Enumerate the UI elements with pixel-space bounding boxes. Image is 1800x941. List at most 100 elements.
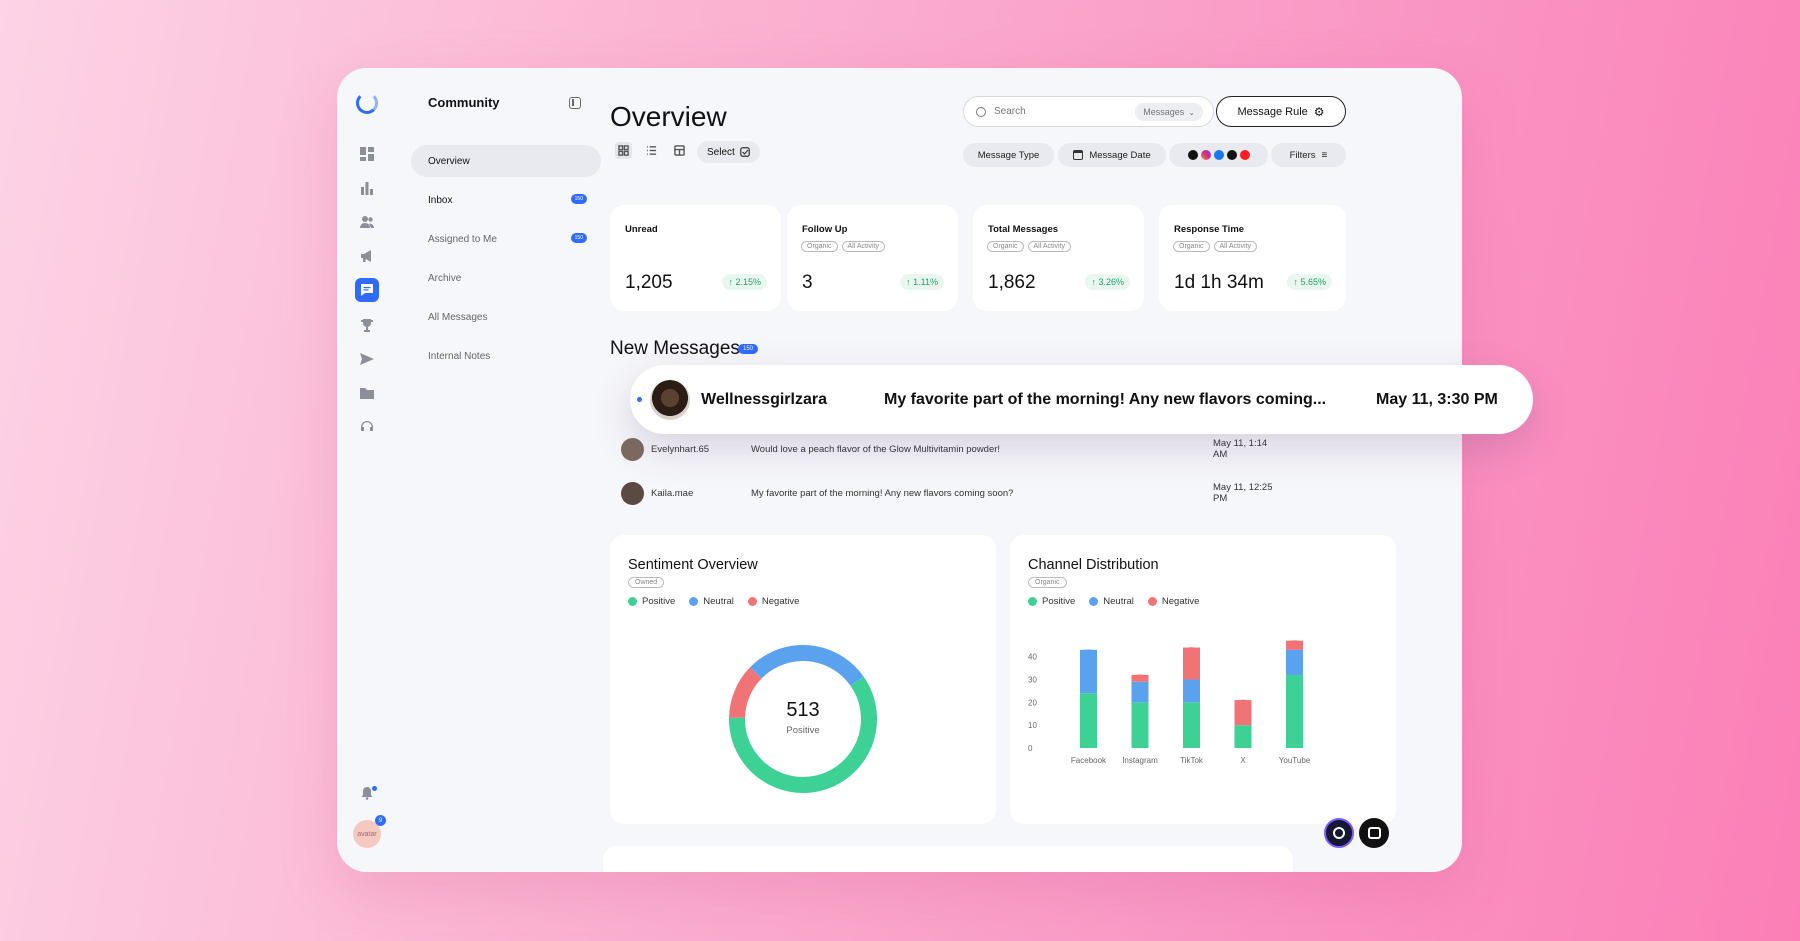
bar-cap-facebook — [1080, 649, 1097, 659]
bar-youtube-positive[interactable] — [1286, 674, 1303, 748]
sidebar-item-internal-notes[interactable]: Internal Notes — [411, 340, 601, 372]
y-tick-label: 30 — [1028, 676, 1037, 685]
kpi-card-total-messages[interactable]: Total Messages Organic All Activity 1,86… — [973, 205, 1144, 311]
message-row[interactable]: Evelynhart.65 Would love a peach flavor … — [603, 429, 1283, 469]
avatar — [621, 481, 644, 505]
message-type-filter[interactable]: Message Type — [963, 143, 1054, 167]
messages-icon[interactable] — [355, 278, 379, 302]
donut-center-label: Positive — [786, 725, 820, 736]
main-content: Overview Select Messages ⌄ Me — [593, 68, 1462, 872]
negative-swatch — [1147, 597, 1157, 606]
youtube-icon — [1239, 150, 1250, 160]
legend-label: Negative — [1161, 596, 1200, 607]
dashboard-icon[interactable] — [355, 142, 379, 166]
tag-all-activity: All Activity — [1027, 241, 1072, 252]
x-tick-label: X — [1240, 756, 1246, 765]
highlighted-message-row[interactable]: Wellnessgirlzara My favorite part of the… — [630, 365, 1533, 434]
tag-organic: Organic — [801, 241, 838, 252]
checkbox-icon — [739, 147, 750, 157]
inbox-count-badge: 150 — [570, 194, 587, 204]
x-tick-label: YouTube — [1279, 756, 1311, 765]
filters-button[interactable]: Filters ≡ — [1271, 143, 1346, 167]
bar-instagram-neutral[interactable] — [1131, 681, 1149, 703]
message-row[interactable]: Kaila.mae My favorite part of the mornin… — [603, 473, 1283, 513]
kpi-value: 1,205 — [625, 272, 673, 293]
bar-youtube-neutral[interactable] — [1286, 649, 1303, 675]
bar-tiktok-positive[interactable] — [1183, 702, 1200, 748]
avatar — [650, 380, 690, 420]
kpi-value: 3 — [802, 272, 813, 293]
message-type-label: Message Type — [977, 149, 1040, 161]
sidebar-item-archive[interactable]: Archive — [411, 262, 601, 294]
avatar — [621, 437, 644, 461]
board-view-icon[interactable] — [671, 142, 688, 159]
kpi-delta-value: 2.15% — [735, 277, 761, 287]
search-bar[interactable]: Messages ⌄ — [963, 96, 1214, 127]
send-icon[interactable] — [355, 347, 379, 371]
trophy-icon[interactable] — [355, 313, 379, 337]
donut-slice-positive[interactable] — [711, 627, 895, 811]
sidebar-item-label: All Messages — [428, 311, 488, 323]
users-icon[interactable] — [355, 210, 379, 234]
message-date-label: Message Date — [1089, 149, 1151, 161]
card-tag: Owned — [628, 577, 665, 588]
bar-facebook-positive[interactable] — [1080, 693, 1097, 748]
kpi-card-unread[interactable]: Unread 1,205 ↑ 2.15% — [610, 205, 781, 311]
kpi-card-follow-up[interactable]: Follow Up Organic All Activity 3 ↑ 1.11% — [787, 205, 958, 311]
tag-all-activity: All Activity — [841, 241, 886, 252]
kpi-card-response-time[interactable]: Response Time Organic All Activity 1d 1h… — [1159, 205, 1346, 311]
channel-bar-chart: 0 10 20 30 40 Facebook Instagram TikTok X YouTube — [1028, 640, 1311, 765]
grid-view-icon[interactable] — [615, 142, 632, 159]
legend-label: Positive — [642, 596, 676, 607]
legend-label: Neutral — [1103, 596, 1134, 607]
ai-assistant-button[interactable] — [1324, 818, 1354, 848]
message-date-filter[interactable]: Message Date — [1058, 143, 1166, 167]
collapse-sidebar-icon[interactable] — [569, 97, 581, 109]
message-rule-button[interactable]: Message Rule ⚙ — [1216, 96, 1346, 127]
message-sender: Evelynhart.65 — [651, 443, 710, 455]
sidebar-item-label: Internal Notes — [428, 350, 491, 362]
kpi-title: Response Time — [1174, 224, 1245, 235]
search-scope-dropdown[interactable]: Messages ⌄ — [1135, 103, 1203, 121]
bell-icon[interactable] — [355, 781, 379, 805]
sentiment-overview-card: Sentiment Overview Owned Positive Neutra… — [610, 535, 996, 824]
card-tag: Organic — [1028, 577, 1067, 588]
sidebar-item-label: Overview — [428, 155, 470, 167]
search-icon — [976, 106, 986, 117]
list-view-icon[interactable] — [643, 142, 660, 159]
chat-button[interactable] — [1359, 818, 1389, 848]
legend-neutral: Neutral — [1089, 596, 1134, 607]
megaphone-icon[interactable] — [355, 244, 379, 268]
community-sidebar: Community Overview Inbox 150 Assigned to… — [397, 68, 601, 872]
x-tick-label: Facebook — [1071, 756, 1107, 765]
message-date: May 11, 3:30 PM — [1376, 391, 1498, 408]
notification-dot — [372, 786, 377, 791]
kpi-tags: Organic All Activity — [1173, 241, 1258, 252]
app-window: avatar 9 Community Overview Inbox 150 As… — [337, 68, 1462, 872]
bar-tiktok-negative[interactable] — [1183, 647, 1200, 680]
bar-tiktok-neutral[interactable] — [1183, 679, 1200, 703]
kpi-title: Unread — [625, 224, 658, 235]
headset-icon[interactable] — [355, 415, 379, 439]
kpi-delta-value: 5.65% — [1300, 277, 1326, 287]
sidebar-item-assigned[interactable]: Assigned to Me 150 — [411, 223, 601, 255]
sidebar-item-inbox[interactable]: Inbox 150 — [411, 184, 601, 216]
select-button[interactable]: Select — [697, 141, 760, 163]
folder-icon[interactable] — [355, 381, 379, 405]
bar-cap-x — [1234, 699, 1252, 709]
neutral-swatch — [1089, 597, 1099, 606]
sidebar-item-overview[interactable]: Overview — [411, 145, 601, 177]
bar-x-positive[interactable] — [1234, 725, 1252, 748]
kpi-title: Total Messages — [988, 224, 1059, 235]
bar-instagram-positive[interactable] — [1131, 702, 1149, 748]
channel-filter[interactable] — [1169, 143, 1268, 167]
bar-facebook-neutral[interactable] — [1080, 649, 1097, 694]
legend-positive: Positive — [628, 596, 675, 607]
search-input[interactable] — [994, 106, 1124, 117]
chart-legend: Positive Neutral Negative — [628, 596, 799, 607]
sidebar-title: Community — [428, 95, 500, 110]
message-preview: My favorite part of the morning! Any new… — [751, 487, 1014, 499]
analytics-icon[interactable] — [355, 176, 379, 200]
sidebar-item-all-messages[interactable]: All Messages — [411, 301, 601, 333]
assigned-count-badge: 150 — [570, 233, 587, 243]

PROBLEM DETAILS> Duplicate the listing above line for line, omitting the picture.

WRITTEN RESPONSE>
Enumerate the UI elements with pixel-space bounding boxes. Image is 1800x941. List at most 100 elements.
bar-cap-facebook — [1080, 649, 1097, 659]
bar-youtube-positive[interactable] — [1286, 674, 1303, 748]
sidebar-item-internal-notes[interactable]: Internal Notes — [411, 340, 601, 372]
y-tick-label: 30 — [1028, 676, 1037, 685]
kpi-card-total-messages[interactable]: Total Messages Organic All Activity 1,86… — [973, 205, 1144, 311]
message-row[interactable]: Evelynhart.65 Would love a peach flavor … — [603, 429, 1283, 469]
avatar — [621, 481, 644, 505]
message-type-filter[interactable]: Message Type — [963, 143, 1054, 167]
messages-icon[interactable] — [355, 278, 379, 302]
donut-center-label: Positive — [786, 725, 820, 736]
main-content: Overview Select Messages ⌄ Me — [593, 68, 1462, 872]
negative-swatch — [1147, 597, 1157, 606]
youtube-icon — [1239, 150, 1250, 160]
legend-label: Negative — [1161, 596, 1200, 607]
dashboard-icon[interactable] — [355, 142, 379, 166]
tag-all-activity: All Activity — [1027, 241, 1072, 252]
x-tick-label: X — [1240, 756, 1246, 765]
highlighted-message-row[interactable]: Wellnessgirlzara My favorite part of the… — [630, 365, 1533, 434]
tag-organic: Organic — [801, 241, 838, 252]
checkbox-icon — [739, 147, 750, 157]
inbox-count-badge: 150 — [570, 194, 587, 204]
x-tick-label: YouTube — [1279, 756, 1311, 765]
filters-button[interactable]: Filters ≡ — [1271, 143, 1346, 167]
bar-instagram-neutral[interactable] — [1131, 681, 1149, 703]
message-row[interactable]: Kaila.mae My favorite part of the mornin… — [603, 473, 1283, 513]
kpi-value: 1,205 — [625, 272, 673, 293]
bar-youtube-neutral[interactable] — [1286, 649, 1303, 675]
bar-tiktok-positive[interactable] — [1183, 702, 1200, 748]
avatar — [650, 380, 690, 420]
kpi-value: 3 — [802, 272, 813, 293]
message-type-label: Message Type — [977, 149, 1040, 161]
sidebar-item-archive[interactable]: Archive — [411, 262, 601, 294]
avatar — [621, 437, 644, 461]
board-view-icon[interactable] — [671, 142, 688, 159]
kpi-delta-value: 2.15% — [735, 277, 761, 287]
search-bar[interactable]: Messages ⌄ — [963, 96, 1214, 127]
send-icon[interactable] — [355, 347, 379, 371]
trophy-icon[interactable] — [355, 313, 379, 337]
donut-slice-positive[interactable] — [711, 627, 895, 811]
sidebar-item-label: All Messages — [428, 311, 488, 323]
users-icon[interactable] — [355, 210, 379, 234]
message-date-label: Message Date — [1089, 149, 1151, 161]
card-tag: Owned — [628, 577, 665, 588]
bar-facebook-positive[interactable] — [1080, 693, 1097, 748]
kpi-card-unread[interactable]: Unread 1,205 ↑ 2.15% — [610, 205, 781, 311]
kpi-card-follow-up[interactable]: Follow Up Organic All Activity 3 ↑ 1.11% — [787, 205, 958, 311]
tag-all-activity: All Activity — [841, 241, 886, 252]
kpi-card-response-time[interactable]: Response Time Organic All Activity 1d 1h… — [1159, 205, 1346, 311]
channel-bar-chart: 0 10 20 30 40 Facebook Instagram TikTok X YouTube — [1028, 640, 1311, 765]
grid-view-icon[interactable] — [615, 142, 632, 159]
legend-label: Positive — [642, 596, 676, 607]
legend-label: Neutral — [1103, 596, 1134, 607]
ai-assistant-button[interactable] — [1324, 818, 1354, 848]
message-date-filter[interactable]: Message Date — [1058, 143, 1166, 167]
collapse-sidebar-icon[interactable] — [569, 97, 581, 109]
message-rule-button[interactable]: Message Rule ⚙ — [1216, 96, 1346, 127]
message-sender: Evelynhart.65 — [651, 443, 710, 455]
sidebar-item-label: Internal Notes — [428, 350, 491, 362]
kpi-title: Response Time — [1174, 224, 1245, 235]
search-scope-dropdown[interactable]: Messages ⌄ — [1135, 103, 1203, 121]
bell-icon[interactable] — [355, 781, 379, 805]
sentiment-overview-card: Sentiment Overview Owned Positive Neutra… — [610, 535, 996, 824]
card-tag: Organic — [1028, 577, 1067, 588]
sidebar-item-label: Overview — [428, 155, 470, 167]
search-icon — [976, 106, 986, 117]
list-view-icon[interactable] — [643, 142, 660, 159]
chat-button[interactable] — [1359, 818, 1389, 848]
legend-neutral: Neutral — [1089, 596, 1134, 607]
megaphone-icon[interactable] — [355, 244, 379, 268]
community-sidebar: Community Overview Inbox 150 Assigned to… — [397, 68, 601, 872]
x-tick-label: Facebook — [1071, 756, 1107, 765]
message-date: May 11, 3:30 PM — [1376, 391, 1498, 408]
notification-dot — [372, 786, 377, 791]
kpi-tags: Organic All Activity — [1173, 241, 1258, 252]
app-window: avatar 9 Community Overview Inbox 150 As… — [337, 68, 1462, 872]
bar-tiktok-negative[interactable] — [1183, 647, 1200, 680]
bar-tiktok-neutral[interactable] — [1183, 679, 1200, 703]
kpi-title: Unread — [625, 224, 658, 235]
headset-icon[interactable] — [355, 415, 379, 439]
kpi-delta-value: 5.65% — [1300, 277, 1326, 287]
sidebar-item-assigned[interactable]: Assigned to Me 150 — [411, 223, 601, 255]
sidebar-item-inbox[interactable]: Inbox 150 — [411, 184, 601, 216]
select-button[interactable]: Select — [697, 141, 760, 163]
folder-icon[interactable] — [355, 381, 379, 405]
bar-cap-x — [1234, 699, 1252, 709]
neutral-swatch — [1089, 597, 1099, 606]
sidebar-item-overview[interactable]: Overview — [411, 145, 601, 177]
bar-x-positive[interactable] — [1234, 725, 1252, 748]
kpi-title: Total Messages — [988, 224, 1059, 235]
bar-instagram-positive[interactable] — [1131, 702, 1149, 748]
channel-filter[interactable] — [1169, 143, 1268, 167]
bar-facebook-neutral[interactable] — [1080, 649, 1097, 694]
legend-positive: Positive — [628, 596, 675, 607]
search-input[interactable] — [994, 106, 1124, 117]
chart-legend: Positive Neutral Negative — [628, 596, 799, 607]
sidebar-title: Community — [428, 95, 500, 110]
message-preview: My favorite part of the morning! Any new… — [751, 487, 1014, 499]
analytics-icon[interactable] — [355, 176, 379, 200]
sidebar-item-all-messages[interactable]: All Messages — [411, 301, 601, 333]
assigned-count-badge: 150 — [570, 233, 587, 243]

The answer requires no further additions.